Collection entries
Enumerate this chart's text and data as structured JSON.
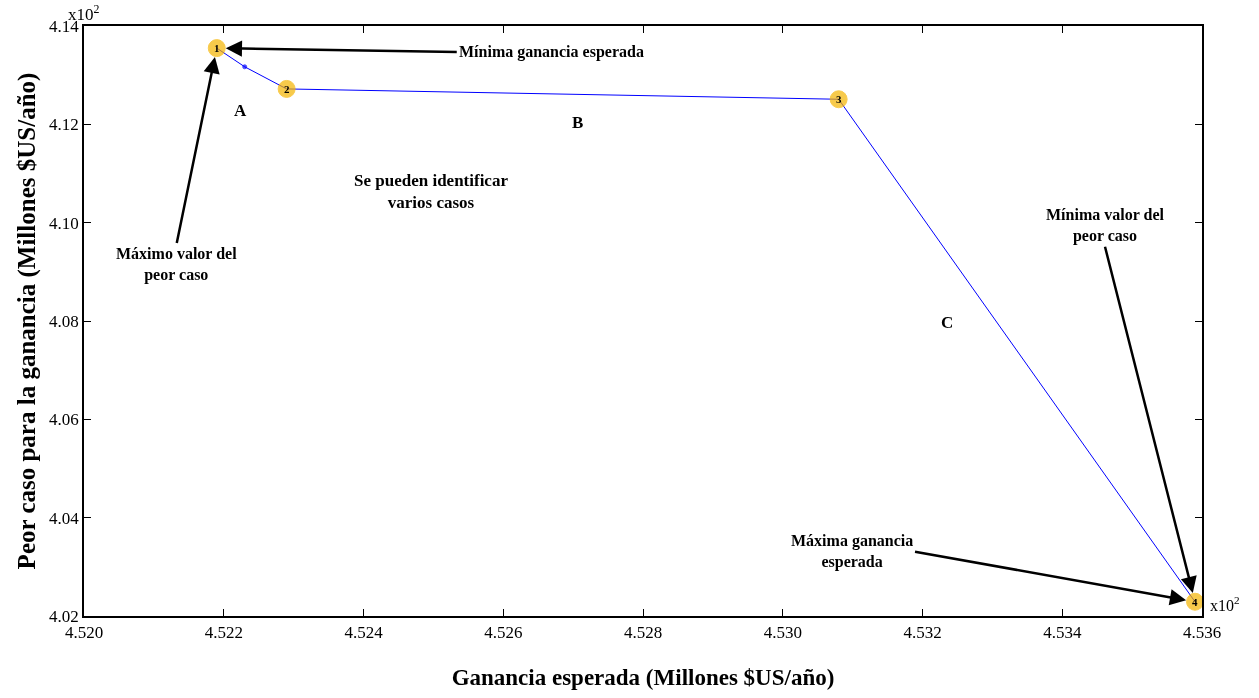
{
  "chart_data": {
    "type": "line",
    "xlabel": "Ganancia esperada (Millones $US/año)",
    "ylabel": "Peor caso para la ganancia (Millones $US/año)",
    "x": [
      4.5219,
      4.5223,
      4.5229,
      4.5308,
      4.5359
    ],
    "series": [
      {
        "color": "#0000ff",
        "colors": [
          "#f5b400",
          "#0000ff",
          "#f5b400",
          "#f5b400",
          "#f5b400"
        ],
        "values": [
          4.1355,
          4.1317,
          4.1272,
          4.1251,
          4.0229
        ]
      }
    ],
    "marker": "circle",
    "line_style": "solid",
    "xlim": [
      4.52,
      4.536
    ],
    "xticks": [
      {
        "value": 4.52,
        "label": "4.520"
      },
      4.522,
      4.524,
      4.526,
      4.528,
      {
        "value": 4.53,
        "label": "4.530"
      },
      4.532,
      4.534,
      4.536
    ],
    "ylim": [
      4.02,
      4.14
    ],
    "yticks": [
      4.02,
      4.04,
      4.06,
      4.08,
      {
        "value": 4.1,
        "label": "4.10"
      },
      4.12,
      4.14
    ],
    "annotations": [
      {
        "text": "Mínima ganancia esperada",
        "x": 4.5219,
        "y": 4.1355
      },
      {
        "text": "Máximo valor del\npeor caso",
        "x": 4.5219,
        "y": 4.1355
      },
      {
        "text": "Mínima valor del\npeor caso",
        "x": 4.5359,
        "y": 4.0229
      },
      {
        "text": "Máxima ganancia\nesperada",
        "x": 4.5359,
        "y": 4.0229
      },
      {
        "text": "1",
        "x": 4.5219,
        "y": 4.1355
      },
      {
        "text": "2",
        "x": 4.5229,
        "y": 4.1272
      },
      {
        "text": "3",
        "x": 4.5308,
        "y": 4.1251
      },
      {
        "text": "4",
        "x": 4.5359,
        "y": 4.0229
      },
      "A",
      "B",
      "C",
      "Se pueden identificar\nvarios casos",
      "x10$^{2}$",
      "x10$^{2}$"
    ]
  }
}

- **Given problem**
Tally the lines of the preceding listing in which the word "npeor" appears; state nothing but the total.

- **Solution to the problem**
2